#### What you need to do:
Transcribe each line exactly.

#### Exercise inputs:

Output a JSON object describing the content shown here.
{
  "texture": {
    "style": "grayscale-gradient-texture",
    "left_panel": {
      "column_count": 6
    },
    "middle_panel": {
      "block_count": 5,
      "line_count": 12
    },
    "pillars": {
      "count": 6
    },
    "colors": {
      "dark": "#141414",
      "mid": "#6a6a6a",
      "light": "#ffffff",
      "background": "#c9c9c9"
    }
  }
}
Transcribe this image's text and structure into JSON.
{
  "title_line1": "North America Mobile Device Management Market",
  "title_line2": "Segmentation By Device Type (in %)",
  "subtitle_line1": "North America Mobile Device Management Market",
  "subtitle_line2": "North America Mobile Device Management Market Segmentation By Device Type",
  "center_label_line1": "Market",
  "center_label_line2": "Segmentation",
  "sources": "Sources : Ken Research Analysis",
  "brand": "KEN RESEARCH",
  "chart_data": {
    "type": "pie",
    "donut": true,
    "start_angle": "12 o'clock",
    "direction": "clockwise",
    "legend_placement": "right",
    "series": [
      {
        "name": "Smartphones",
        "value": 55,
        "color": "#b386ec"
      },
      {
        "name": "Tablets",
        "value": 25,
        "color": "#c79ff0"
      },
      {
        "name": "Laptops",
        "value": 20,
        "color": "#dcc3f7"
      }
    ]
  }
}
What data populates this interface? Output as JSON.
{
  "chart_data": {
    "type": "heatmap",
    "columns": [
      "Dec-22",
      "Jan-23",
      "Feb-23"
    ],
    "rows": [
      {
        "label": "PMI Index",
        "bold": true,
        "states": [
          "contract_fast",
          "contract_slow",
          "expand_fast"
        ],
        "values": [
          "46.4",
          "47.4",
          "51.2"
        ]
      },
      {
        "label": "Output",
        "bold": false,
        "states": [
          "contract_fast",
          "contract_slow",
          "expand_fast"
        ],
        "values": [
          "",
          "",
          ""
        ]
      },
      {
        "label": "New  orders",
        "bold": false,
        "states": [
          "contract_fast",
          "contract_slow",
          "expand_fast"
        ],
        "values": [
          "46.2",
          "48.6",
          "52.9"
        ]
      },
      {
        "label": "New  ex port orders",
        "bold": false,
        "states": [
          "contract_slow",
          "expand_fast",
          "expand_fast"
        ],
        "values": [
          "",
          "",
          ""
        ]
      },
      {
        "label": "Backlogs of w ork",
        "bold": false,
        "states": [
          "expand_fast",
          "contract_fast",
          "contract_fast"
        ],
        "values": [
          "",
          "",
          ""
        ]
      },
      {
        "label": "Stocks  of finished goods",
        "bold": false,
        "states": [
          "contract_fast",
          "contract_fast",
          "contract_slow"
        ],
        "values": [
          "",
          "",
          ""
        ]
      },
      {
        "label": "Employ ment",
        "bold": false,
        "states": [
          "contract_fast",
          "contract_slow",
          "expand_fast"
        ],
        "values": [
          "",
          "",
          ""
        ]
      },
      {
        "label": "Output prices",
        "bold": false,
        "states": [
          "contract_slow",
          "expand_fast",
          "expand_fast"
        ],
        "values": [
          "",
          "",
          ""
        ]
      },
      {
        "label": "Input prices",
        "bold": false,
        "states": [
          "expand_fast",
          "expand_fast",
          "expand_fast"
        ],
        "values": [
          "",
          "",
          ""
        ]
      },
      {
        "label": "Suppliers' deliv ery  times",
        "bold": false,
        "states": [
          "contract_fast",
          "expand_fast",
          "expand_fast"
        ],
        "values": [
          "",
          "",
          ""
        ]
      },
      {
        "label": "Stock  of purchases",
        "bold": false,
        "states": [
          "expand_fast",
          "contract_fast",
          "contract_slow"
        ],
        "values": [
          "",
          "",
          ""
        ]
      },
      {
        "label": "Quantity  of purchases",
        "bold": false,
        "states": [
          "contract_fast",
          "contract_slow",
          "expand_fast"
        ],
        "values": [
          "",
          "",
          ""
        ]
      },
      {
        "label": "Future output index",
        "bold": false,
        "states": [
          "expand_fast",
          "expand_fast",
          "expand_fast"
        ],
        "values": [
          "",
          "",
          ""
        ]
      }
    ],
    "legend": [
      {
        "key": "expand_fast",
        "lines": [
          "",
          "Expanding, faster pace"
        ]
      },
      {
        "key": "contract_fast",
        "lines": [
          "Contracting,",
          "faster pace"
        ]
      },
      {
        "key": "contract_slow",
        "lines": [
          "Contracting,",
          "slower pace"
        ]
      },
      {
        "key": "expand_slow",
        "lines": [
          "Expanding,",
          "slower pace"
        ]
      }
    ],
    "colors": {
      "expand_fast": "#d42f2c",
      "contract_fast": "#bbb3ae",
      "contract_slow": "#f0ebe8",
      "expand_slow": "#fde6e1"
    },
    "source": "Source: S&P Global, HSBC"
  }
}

#### Expected answer:
Output a JSON object describing the content shown here.
{
  "texture": {
    "style": "grayscale-gradient-texture",
    "left_panel": {
      "column_count": 6
    },
    "middle_panel": {
      "block_count": 5,
      "line_count": 12
    },
    "pillars": {
      "count": 6
    },
    "colors": {
      "dark": "#141414",
      "mid": "#6a6a6a",
      "light": "#ffffff",
      "background": "#c9c9c9"
    }
  }
}
Transcribe this image's text and structure into JSON.
{
  "title_line1": "North America Mobile Device Management Market",
  "title_line2": "Segmentation By Device Type (in %)",
  "subtitle_line1": "North America Mobile Device Management Market",
  "subtitle_line2": "North America Mobile Device Management Market Segmentation By Device Type",
  "center_label_line1": "Market",
  "center_label_line2": "Segmentation",
  "sources": "Sources : Ken Research Analysis",
  "brand": "KEN RESEARCH",
  "chart_data": {
    "type": "pie",
    "donut": true,
    "start_angle": "12 o'clock",
    "direction": "clockwise",
    "legend_placement": "right",
    "series": [
      {
        "name": "Smartphones",
        "value": 55,
        "color": "#b386ec"
      },
      {
        "name": "Tablets",
        "value": 25,
        "color": "#c79ff0"
      },
      {
        "name": "Laptops",
        "value": 20,
        "color": "#dcc3f7"
      }
    ]
  }
}
What data populates this interface? Output as JSON.
{
  "chart_data": {
    "type": "heatmap",
    "columns": [
      "Dec-22",
      "Jan-23",
      "Feb-23"
    ],
    "rows": [
      {
        "label": "PMI Index",
        "bold": true,
        "states": [
          "contract_fast",
          "contract_slow",
          "expand_fast"
        ],
        "values": [
          "46.4",
          "47.4",
          "51.2"
        ]
      },
      {
        "label": "Output",
        "bold": false,
        "states": [
          "contract_fast",
          "contract_slow",
          "expand_fast"
        ],
        "values": [
          "",
          "",
          ""
        ]
      },
      {
        "label": "New  orders",
        "bold": false,
        "states": [
          "contract_fast",
          "contract_slow",
          "expand_fast"
        ],
        "values": [
          "46.2",
          "48.6",
          "52.9"
        ]
      },
      {
        "label": "New  ex port orders",
        "bold": false,
        "states": [
          "contract_slow",
          "expand_fast",
          "expand_fast"
        ],
        "values": [
          "",
          "",
          ""
        ]
      },
      {
        "label": "Backlogs of w ork",
        "bold": false,
        "states": [
          "expand_fast",
          "contract_fast",
          "contract_fast"
        ],
        "values": [
          "",
          "",
          ""
        ]
      },
      {
        "label": "Stocks  of finished goods",
        "bold": false,
        "states": [
          "contract_fast",
          "contract_fast",
          "contract_slow"
        ],
        "values": [
          "",
          "",
          ""
        ]
      },
      {
        "label": "Employ ment",
        "bold": false,
        "states": [
          "contract_fast",
          "contract_slow",
          "expand_fast"
        ],
        "values": [
          "",
          "",
          ""
        ]
      },
      {
        "label": "Output prices",
        "bold": false,
        "states": [
          "contract_slow",
          "expand_fast",
          "expand_fast"
        ],
        "values": [
          "",
          "",
          ""
        ]
      },
      {
        "label": "Input prices",
        "bold": false,
        "states": [
          "expand_fast",
          "expand_fast",
          "expand_fast"
        ],
        "values": [
          "",
          "",
          ""
        ]
      },
      {
        "label": "Suppliers' deliv ery  times",
        "bold": false,
        "states": [
          "contract_fast",
          "expand_fast",
          "expand_fast"
        ],
        "values": [
          "",
          "",
          ""
        ]
      },
      {
        "label": "Stock  of purchases",
        "bold": false,
        "states": [
          "expand_fast",
          "contract_fast",
          "contract_slow"
        ],
        "values": [
          "",
          "",
          ""
        ]
      },
      {
        "label": "Quantity  of purchases",
        "bold": false,
        "states": [
          "contract_fast",
          "contract_slow",
          "expand_fast"
        ],
        "values": [
          "",
          "",
          ""
        ]
      },
      {
        "label": "Future output index",
        "bold": false,
        "states": [
          "expand_fast",
          "expand_fast",
          "expand_fast"
        ],
        "values": [
          "",
          "",
          ""
        ]
      }
    ],
    "legend": [
      {
        "key": "expand_fast",
        "lines": [
          "",
          "Expanding, faster pace"
        ]
      },
      {
        "key": "contract_fast",
        "lines": [
          "Contracting,",
          "faster pace"
        ]
      },
      {
        "key": "contract_slow",
        "lines": [
          "Contracting,",
          "slower pace"
        ]
      },
      {
        "key": "expand_slow",
        "lines": [
          "Expanding,",
          "slower pace"
        ]
      }
    ],
    "colors": {
      "expand_fast": "#d42f2c",
      "contract_fast": "#bbb3ae",
      "contract_slow": "#f0ebe8",
      "expand_slow": "#fde6e1"
    },
    "source": "Source: S&P Global, HSBC"
  }
}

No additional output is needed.